[Data listing]
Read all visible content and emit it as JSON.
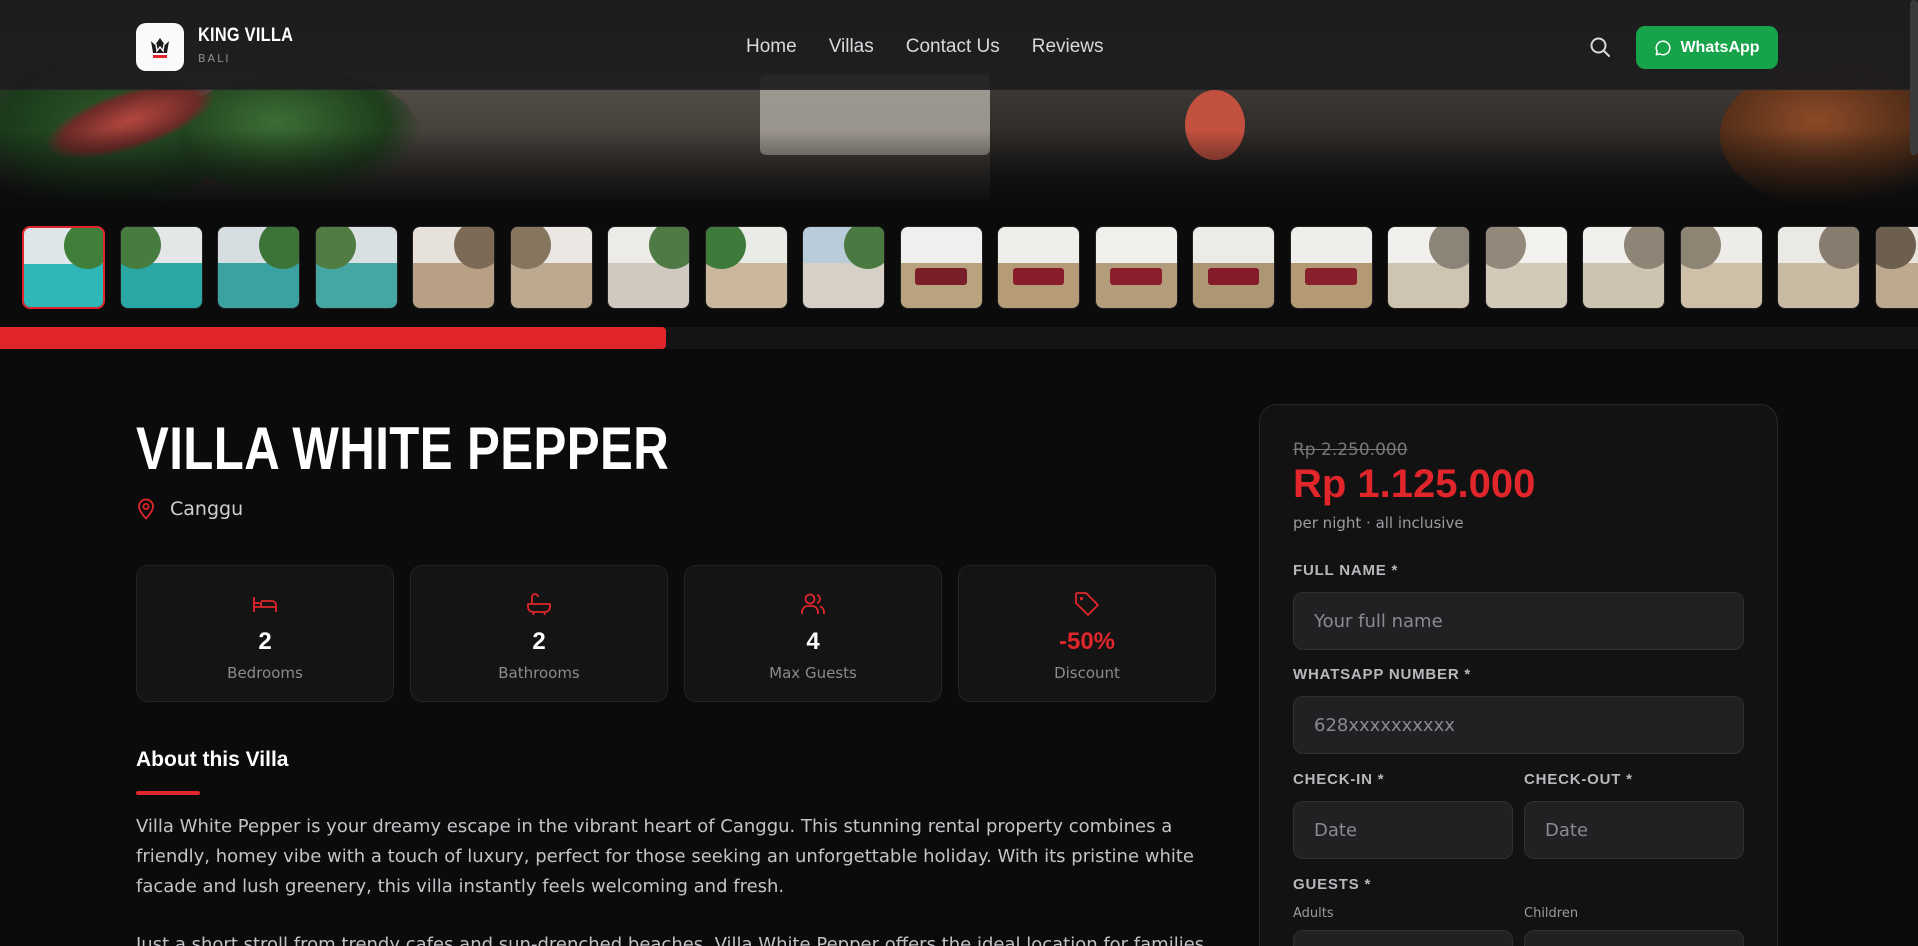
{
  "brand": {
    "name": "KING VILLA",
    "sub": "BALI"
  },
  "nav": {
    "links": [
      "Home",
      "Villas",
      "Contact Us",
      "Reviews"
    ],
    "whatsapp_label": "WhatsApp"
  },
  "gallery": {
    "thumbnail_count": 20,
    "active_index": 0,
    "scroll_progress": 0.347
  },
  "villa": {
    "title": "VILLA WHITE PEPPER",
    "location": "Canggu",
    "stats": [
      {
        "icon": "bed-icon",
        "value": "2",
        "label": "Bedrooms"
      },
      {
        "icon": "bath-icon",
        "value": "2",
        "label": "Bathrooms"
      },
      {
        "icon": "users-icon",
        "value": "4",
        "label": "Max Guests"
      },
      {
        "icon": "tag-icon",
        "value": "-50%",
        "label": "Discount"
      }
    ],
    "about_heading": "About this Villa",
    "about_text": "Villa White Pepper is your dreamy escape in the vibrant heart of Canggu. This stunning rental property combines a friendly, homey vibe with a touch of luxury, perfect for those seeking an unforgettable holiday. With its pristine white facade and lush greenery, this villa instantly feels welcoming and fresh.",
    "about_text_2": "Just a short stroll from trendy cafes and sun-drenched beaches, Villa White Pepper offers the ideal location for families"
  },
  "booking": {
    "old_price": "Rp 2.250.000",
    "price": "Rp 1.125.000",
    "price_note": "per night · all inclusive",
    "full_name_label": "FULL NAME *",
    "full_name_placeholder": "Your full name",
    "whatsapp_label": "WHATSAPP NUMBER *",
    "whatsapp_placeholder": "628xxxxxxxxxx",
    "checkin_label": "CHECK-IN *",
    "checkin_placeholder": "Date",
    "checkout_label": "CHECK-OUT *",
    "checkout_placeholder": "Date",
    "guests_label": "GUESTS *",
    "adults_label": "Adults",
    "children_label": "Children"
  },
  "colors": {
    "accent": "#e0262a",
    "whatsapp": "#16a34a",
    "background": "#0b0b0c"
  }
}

Given problem:
Copy the data word for word. Pictures do not go in the copy.

Result for this task:
Read all visible content and emit it as JSON.
{
  "brand": {
    "name": "KING VILLA",
    "sub": "BALI"
  },
  "nav": {
    "links": [
      "Home",
      "Villas",
      "Contact Us",
      "Reviews"
    ],
    "whatsapp_label": "WhatsApp"
  },
  "gallery": {
    "thumbnail_count": 20,
    "active_index": 0,
    "scroll_progress": 0.347
  },
  "villa": {
    "title": "VILLA WHITE PEPPER",
    "location": "Canggu",
    "stats": [
      {
        "icon": "bed-icon",
        "value": "2",
        "label": "Bedrooms"
      },
      {
        "icon": "bath-icon",
        "value": "2",
        "label": "Bathrooms"
      },
      {
        "icon": "users-icon",
        "value": "4",
        "label": "Max Guests"
      },
      {
        "icon": "tag-icon",
        "value": "-50%",
        "label": "Discount"
      }
    ],
    "about_heading": "About this Villa",
    "about_text": "Villa White Pepper is your dreamy escape in the vibrant heart of Canggu. This stunning rental property combines a friendly, homey vibe with a touch of luxury, perfect for those seeking an unforgettable holiday. With its pristine white facade and lush greenery, this villa instantly feels welcoming and fresh.",
    "about_text_2": "Just a short stroll from trendy cafes and sun-drenched beaches, Villa White Pepper offers the ideal location for families"
  },
  "booking": {
    "old_price": "Rp 2.250.000",
    "price": "Rp 1.125.000",
    "price_note": "per night · all inclusive",
    "full_name_label": "FULL NAME *",
    "full_name_placeholder": "Your full name",
    "whatsapp_label": "WHATSAPP NUMBER *",
    "whatsapp_placeholder": "628xxxxxxxxxx",
    "checkin_label": "CHECK-IN *",
    "checkin_placeholder": "Date",
    "checkout_label": "CHECK-OUT *",
    "checkout_placeholder": "Date",
    "guests_label": "GUESTS *",
    "adults_label": "Adults",
    "children_label": "Children"
  },
  "colors": {
    "accent": "#e0262a",
    "whatsapp": "#16a34a",
    "background": "#0b0b0c"
  }
}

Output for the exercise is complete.